▸ WHAT THE TASK ASKS
Every line of the material below must be repeated exactly.

▸ ITEMS

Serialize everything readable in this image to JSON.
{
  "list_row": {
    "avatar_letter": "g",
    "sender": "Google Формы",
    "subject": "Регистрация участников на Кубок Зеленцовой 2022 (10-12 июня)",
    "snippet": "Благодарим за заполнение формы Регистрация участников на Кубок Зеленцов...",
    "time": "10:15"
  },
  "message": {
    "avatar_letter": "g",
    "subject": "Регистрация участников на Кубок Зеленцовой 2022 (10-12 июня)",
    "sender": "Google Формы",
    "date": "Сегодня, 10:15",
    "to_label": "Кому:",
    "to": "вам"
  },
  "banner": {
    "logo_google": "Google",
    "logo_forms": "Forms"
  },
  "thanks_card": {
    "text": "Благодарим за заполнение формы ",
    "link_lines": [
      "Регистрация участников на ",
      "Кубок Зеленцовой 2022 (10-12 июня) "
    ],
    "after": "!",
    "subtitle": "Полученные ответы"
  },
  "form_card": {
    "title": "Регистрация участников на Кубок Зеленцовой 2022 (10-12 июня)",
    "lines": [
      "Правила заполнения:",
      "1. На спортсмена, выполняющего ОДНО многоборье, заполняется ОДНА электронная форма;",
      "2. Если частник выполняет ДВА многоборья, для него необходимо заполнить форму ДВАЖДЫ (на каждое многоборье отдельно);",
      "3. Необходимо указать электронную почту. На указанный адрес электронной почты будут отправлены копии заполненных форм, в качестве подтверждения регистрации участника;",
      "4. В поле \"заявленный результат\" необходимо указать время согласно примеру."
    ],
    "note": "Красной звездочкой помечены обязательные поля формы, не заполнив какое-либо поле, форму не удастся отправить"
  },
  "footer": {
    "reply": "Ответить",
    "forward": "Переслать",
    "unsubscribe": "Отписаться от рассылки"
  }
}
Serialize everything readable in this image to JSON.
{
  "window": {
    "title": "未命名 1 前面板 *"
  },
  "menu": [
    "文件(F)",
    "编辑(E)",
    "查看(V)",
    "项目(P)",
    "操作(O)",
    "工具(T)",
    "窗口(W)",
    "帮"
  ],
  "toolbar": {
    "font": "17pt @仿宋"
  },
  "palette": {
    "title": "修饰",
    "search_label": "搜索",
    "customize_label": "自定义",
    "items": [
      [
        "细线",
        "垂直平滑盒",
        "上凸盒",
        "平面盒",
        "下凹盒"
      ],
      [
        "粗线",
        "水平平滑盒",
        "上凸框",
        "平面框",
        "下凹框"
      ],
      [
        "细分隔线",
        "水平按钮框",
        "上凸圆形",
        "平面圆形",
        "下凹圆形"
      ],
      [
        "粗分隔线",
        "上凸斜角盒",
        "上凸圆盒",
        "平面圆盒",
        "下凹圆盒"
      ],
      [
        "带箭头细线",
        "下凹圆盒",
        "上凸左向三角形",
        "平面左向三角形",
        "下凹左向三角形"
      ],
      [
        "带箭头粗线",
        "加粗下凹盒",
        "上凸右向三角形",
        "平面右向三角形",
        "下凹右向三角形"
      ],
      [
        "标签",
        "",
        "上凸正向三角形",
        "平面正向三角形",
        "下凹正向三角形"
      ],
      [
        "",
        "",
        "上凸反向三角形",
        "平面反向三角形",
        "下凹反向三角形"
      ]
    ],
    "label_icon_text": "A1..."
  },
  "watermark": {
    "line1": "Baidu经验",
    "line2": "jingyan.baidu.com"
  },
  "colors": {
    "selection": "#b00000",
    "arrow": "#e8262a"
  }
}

▸ TASK RESULT
Serialize everything readable in this image to JSON.
{
  "list_row": {
    "avatar_letter": "g",
    "sender": "Google Формы",
    "subject": "Регистрация участников на Кубок Зеленцовой 2022 (10-12 июня)",
    "snippet": "Благодарим за заполнение формы Регистрация участников на Кубок Зеленцов...",
    "time": "10:15"
  },
  "message": {
    "avatar_letter": "g",
    "subject": "Регистрация участников на Кубок Зеленцовой 2022 (10-12 июня)",
    "sender": "Google Формы",
    "date": "Сегодня, 10:15",
    "to_label": "Кому:",
    "to": "вам"
  },
  "banner": {
    "logo_google": "Google",
    "logo_forms": "Forms"
  },
  "thanks_card": {
    "text": "Благодарим за заполнение формы ",
    "link_lines": [
      "Регистрация участников на ",
      "Кубок Зеленцовой 2022 (10-12 июня) "
    ],
    "after": "!",
    "subtitle": "Полученные ответы"
  },
  "form_card": {
    "title": "Регистрация участников на Кубок Зеленцовой 2022 (10-12 июня)",
    "lines": [
      "Правила заполнения:",
      "1. На спортсмена, выполняющего ОДНО многоборье, заполняется ОДНА электронная форма;",
      "2. Если частник выполняет ДВА многоборья, для него необходимо заполнить форму ДВАЖДЫ (на каждое многоборье отдельно);",
      "3. Необходимо указать электронную почту. На указанный адрес электронной почты будут отправлены копии заполненных форм, в качестве подтверждения регистрации участника;",
      "4. В поле \"заявленный результат\" необходимо указать время согласно примеру."
    ],
    "note": "Красной звездочкой помечены обязательные поля формы, не заполнив какое-либо поле, форму не удастся отправить"
  },
  "footer": {
    "reply": "Ответить",
    "forward": "Переслать",
    "unsubscribe": "Отписаться от рассылки"
  }
}
Serialize everything readable in this image to JSON.
{
  "window": {
    "title": "未命名 1 前面板 *"
  },
  "menu": [
    "文件(F)",
    "编辑(E)",
    "查看(V)",
    "项目(P)",
    "操作(O)",
    "工具(T)",
    "窗口(W)",
    "帮"
  ],
  "toolbar": {
    "font": "17pt @仿宋"
  },
  "palette": {
    "title": "修饰",
    "search_label": "搜索",
    "customize_label": "自定义",
    "items": [
      [
        "细线",
        "垂直平滑盒",
        "上凸盒",
        "平面盒",
        "下凹盒"
      ],
      [
        "粗线",
        "水平平滑盒",
        "上凸框",
        "平面框",
        "下凹框"
      ],
      [
        "细分隔线",
        "水平按钮框",
        "上凸圆形",
        "平面圆形",
        "下凹圆形"
      ],
      [
        "粗分隔线",
        "上凸斜角盒",
        "上凸圆盒",
        "平面圆盒",
        "下凹圆盒"
      ],
      [
        "带箭头细线",
        "下凹圆盒",
        "上凸左向三角形",
        "平面左向三角形",
        "下凹左向三角形"
      ],
      [
        "带箭头粗线",
        "加粗下凹盒",
        "上凸右向三角形",
        "平面右向三角形",
        "下凹右向三角形"
      ],
      [
        "标签",
        "",
        "上凸正向三角形",
        "平面正向三角形",
        "下凹正向三角形"
      ],
      [
        "",
        "",
        "上凸反向三角形",
        "平面反向三角形",
        "下凹反向三角形"
      ]
    ],
    "label_icon_text": "A1..."
  },
  "watermark": {
    "line1": "Baidu经验",
    "line2": "jingyan.baidu.com"
  },
  "colors": {
    "selection": "#b00000",
    "arrow": "#e8262a"
  }
}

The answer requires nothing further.